> [Task goal]
Go through the entries and tally the lines containing the word "bedreigingsbeveiliging". Only the total is wanted.

Source information: Begin

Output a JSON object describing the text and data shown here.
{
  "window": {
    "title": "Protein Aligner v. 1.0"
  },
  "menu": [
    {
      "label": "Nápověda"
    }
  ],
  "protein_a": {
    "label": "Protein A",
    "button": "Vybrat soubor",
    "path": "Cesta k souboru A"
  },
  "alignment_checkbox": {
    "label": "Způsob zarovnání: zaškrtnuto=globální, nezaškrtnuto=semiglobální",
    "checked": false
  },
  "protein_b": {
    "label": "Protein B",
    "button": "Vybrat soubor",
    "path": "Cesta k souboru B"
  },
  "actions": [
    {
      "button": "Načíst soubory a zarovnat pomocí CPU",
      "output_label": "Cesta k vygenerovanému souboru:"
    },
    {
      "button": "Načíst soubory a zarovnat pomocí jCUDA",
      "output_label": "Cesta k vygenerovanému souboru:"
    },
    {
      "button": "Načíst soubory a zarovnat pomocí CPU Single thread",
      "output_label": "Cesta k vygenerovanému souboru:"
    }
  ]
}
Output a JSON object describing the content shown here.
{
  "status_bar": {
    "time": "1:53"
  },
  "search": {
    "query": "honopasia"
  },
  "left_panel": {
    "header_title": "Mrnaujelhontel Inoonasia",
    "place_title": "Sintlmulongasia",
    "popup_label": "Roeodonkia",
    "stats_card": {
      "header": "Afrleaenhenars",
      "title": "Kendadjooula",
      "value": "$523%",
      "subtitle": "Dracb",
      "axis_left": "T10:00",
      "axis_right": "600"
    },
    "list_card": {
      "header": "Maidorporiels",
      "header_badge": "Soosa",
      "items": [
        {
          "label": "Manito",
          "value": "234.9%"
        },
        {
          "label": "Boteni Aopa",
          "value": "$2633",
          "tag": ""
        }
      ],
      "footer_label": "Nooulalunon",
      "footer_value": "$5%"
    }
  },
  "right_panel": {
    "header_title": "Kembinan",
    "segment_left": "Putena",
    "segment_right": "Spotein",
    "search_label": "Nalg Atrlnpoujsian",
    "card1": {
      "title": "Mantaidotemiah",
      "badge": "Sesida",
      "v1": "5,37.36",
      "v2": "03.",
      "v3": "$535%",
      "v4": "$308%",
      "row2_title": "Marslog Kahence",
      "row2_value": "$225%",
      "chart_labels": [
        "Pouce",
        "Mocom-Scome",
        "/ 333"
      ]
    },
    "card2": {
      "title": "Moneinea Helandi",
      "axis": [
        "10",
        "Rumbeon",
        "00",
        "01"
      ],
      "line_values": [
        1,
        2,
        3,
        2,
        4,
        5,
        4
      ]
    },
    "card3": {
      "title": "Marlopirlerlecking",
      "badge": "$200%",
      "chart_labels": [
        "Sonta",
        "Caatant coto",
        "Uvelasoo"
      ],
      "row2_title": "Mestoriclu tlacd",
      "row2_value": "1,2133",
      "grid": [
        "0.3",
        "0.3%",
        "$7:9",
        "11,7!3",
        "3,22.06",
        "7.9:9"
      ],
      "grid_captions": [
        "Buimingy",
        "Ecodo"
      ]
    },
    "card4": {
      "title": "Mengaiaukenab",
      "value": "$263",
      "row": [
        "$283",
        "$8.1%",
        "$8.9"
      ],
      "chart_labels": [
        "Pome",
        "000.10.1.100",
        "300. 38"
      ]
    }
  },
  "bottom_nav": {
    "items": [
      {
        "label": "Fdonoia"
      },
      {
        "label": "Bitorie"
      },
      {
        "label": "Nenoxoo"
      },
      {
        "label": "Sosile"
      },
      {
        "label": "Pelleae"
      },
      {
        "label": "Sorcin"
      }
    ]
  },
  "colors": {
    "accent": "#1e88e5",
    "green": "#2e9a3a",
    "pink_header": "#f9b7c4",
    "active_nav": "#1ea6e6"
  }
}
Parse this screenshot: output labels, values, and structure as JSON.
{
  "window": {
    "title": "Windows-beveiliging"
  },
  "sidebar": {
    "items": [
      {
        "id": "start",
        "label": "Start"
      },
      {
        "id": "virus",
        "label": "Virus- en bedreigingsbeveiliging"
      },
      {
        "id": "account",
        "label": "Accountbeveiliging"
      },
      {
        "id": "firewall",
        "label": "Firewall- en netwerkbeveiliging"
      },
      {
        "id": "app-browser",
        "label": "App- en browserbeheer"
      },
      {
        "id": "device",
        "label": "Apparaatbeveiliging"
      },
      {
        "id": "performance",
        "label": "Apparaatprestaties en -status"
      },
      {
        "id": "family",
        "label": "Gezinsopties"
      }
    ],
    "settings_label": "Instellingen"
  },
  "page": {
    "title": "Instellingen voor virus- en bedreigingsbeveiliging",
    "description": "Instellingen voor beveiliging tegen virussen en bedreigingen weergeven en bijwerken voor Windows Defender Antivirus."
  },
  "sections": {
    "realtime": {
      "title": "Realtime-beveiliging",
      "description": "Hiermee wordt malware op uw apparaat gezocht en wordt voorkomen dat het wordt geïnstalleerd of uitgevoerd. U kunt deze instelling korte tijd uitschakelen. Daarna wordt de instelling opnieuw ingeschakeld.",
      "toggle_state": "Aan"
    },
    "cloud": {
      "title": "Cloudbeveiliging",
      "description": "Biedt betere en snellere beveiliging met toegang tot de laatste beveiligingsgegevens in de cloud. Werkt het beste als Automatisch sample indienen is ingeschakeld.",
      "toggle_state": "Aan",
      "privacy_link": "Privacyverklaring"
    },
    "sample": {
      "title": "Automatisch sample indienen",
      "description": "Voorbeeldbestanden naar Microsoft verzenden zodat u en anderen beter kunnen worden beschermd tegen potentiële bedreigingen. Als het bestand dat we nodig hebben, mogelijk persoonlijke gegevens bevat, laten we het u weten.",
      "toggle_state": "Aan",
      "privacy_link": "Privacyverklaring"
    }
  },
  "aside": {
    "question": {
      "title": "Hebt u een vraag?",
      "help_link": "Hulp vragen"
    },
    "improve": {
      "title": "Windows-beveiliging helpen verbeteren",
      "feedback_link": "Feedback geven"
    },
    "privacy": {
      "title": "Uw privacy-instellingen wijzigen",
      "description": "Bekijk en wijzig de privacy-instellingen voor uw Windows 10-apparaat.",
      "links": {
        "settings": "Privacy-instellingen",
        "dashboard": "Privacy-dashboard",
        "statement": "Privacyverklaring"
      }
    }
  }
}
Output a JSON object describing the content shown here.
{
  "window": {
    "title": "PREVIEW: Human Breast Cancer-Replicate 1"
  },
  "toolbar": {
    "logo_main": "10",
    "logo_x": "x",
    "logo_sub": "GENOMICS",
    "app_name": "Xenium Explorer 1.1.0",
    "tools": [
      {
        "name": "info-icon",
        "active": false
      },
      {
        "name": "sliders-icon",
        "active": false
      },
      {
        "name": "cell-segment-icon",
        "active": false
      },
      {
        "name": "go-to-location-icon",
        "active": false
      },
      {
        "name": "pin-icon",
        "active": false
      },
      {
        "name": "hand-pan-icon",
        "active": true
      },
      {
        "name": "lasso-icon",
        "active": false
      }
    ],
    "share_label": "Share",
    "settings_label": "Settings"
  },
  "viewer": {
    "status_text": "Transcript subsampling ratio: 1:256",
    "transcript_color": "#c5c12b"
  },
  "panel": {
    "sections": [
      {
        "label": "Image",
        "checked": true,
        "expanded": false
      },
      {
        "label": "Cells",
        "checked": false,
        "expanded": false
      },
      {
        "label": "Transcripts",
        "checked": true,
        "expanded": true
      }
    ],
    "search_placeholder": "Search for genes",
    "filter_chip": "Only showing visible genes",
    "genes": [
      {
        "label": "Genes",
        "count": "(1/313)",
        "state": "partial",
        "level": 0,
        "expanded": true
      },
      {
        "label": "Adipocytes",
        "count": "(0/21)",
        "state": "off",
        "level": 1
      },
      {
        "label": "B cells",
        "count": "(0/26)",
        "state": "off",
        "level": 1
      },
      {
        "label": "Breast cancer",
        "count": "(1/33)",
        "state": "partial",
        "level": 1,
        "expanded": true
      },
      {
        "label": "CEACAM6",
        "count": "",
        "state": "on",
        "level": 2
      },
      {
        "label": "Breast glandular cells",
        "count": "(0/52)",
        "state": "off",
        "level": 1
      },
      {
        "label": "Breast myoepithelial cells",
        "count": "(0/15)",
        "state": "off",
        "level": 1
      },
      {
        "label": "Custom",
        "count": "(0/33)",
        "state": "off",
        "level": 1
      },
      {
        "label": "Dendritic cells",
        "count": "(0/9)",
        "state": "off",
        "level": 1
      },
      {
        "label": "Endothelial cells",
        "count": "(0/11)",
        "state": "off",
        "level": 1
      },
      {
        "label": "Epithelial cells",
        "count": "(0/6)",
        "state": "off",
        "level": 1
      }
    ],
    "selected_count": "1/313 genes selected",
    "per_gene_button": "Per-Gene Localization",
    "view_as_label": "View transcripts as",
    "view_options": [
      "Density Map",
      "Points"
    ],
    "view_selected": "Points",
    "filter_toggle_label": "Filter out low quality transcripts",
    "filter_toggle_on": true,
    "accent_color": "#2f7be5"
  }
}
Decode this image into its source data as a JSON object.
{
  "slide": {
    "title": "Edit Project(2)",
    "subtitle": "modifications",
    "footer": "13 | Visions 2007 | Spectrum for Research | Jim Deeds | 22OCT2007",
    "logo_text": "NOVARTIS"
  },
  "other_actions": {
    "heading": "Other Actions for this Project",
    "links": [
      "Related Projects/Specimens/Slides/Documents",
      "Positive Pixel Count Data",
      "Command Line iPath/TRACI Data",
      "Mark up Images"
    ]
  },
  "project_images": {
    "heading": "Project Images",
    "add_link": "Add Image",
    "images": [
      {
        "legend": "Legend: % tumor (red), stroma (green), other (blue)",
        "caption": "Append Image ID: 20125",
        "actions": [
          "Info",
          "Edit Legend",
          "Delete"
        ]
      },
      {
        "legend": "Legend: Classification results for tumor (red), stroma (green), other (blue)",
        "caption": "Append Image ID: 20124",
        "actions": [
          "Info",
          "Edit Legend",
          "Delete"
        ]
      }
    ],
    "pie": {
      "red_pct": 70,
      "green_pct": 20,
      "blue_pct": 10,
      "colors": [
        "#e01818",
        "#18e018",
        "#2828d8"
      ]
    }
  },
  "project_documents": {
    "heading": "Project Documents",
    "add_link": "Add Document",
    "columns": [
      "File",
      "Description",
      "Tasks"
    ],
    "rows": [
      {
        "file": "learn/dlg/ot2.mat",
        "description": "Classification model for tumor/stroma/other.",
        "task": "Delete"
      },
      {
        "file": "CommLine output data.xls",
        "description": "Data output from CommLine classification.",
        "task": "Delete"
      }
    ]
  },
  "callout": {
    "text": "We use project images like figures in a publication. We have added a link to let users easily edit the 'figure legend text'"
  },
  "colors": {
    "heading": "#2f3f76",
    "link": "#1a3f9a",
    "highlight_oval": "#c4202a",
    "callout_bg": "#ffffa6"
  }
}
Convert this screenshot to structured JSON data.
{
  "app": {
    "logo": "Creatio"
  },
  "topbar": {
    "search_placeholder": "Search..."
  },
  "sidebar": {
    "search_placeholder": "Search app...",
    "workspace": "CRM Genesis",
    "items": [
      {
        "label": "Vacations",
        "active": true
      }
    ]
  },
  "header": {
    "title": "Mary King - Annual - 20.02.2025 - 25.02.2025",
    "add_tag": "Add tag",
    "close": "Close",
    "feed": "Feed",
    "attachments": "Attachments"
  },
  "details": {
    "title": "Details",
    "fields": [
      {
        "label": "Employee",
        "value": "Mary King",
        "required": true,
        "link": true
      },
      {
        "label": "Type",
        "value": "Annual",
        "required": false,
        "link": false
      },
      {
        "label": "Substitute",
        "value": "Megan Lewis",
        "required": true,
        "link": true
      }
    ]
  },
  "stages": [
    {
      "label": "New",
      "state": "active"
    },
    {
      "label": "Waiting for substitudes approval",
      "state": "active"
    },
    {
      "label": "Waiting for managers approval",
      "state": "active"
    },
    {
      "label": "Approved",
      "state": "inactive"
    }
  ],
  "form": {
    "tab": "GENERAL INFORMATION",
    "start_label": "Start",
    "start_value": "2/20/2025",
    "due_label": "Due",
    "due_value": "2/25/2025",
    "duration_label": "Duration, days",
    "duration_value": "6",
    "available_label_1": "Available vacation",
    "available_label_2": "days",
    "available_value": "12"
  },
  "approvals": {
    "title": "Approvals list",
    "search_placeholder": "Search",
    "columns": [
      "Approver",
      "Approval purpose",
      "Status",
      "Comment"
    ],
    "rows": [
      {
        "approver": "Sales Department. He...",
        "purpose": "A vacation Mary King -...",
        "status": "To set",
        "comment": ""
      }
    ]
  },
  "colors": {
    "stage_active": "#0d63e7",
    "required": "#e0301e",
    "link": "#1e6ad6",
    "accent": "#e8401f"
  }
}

Source information: End

> [Expected output]
2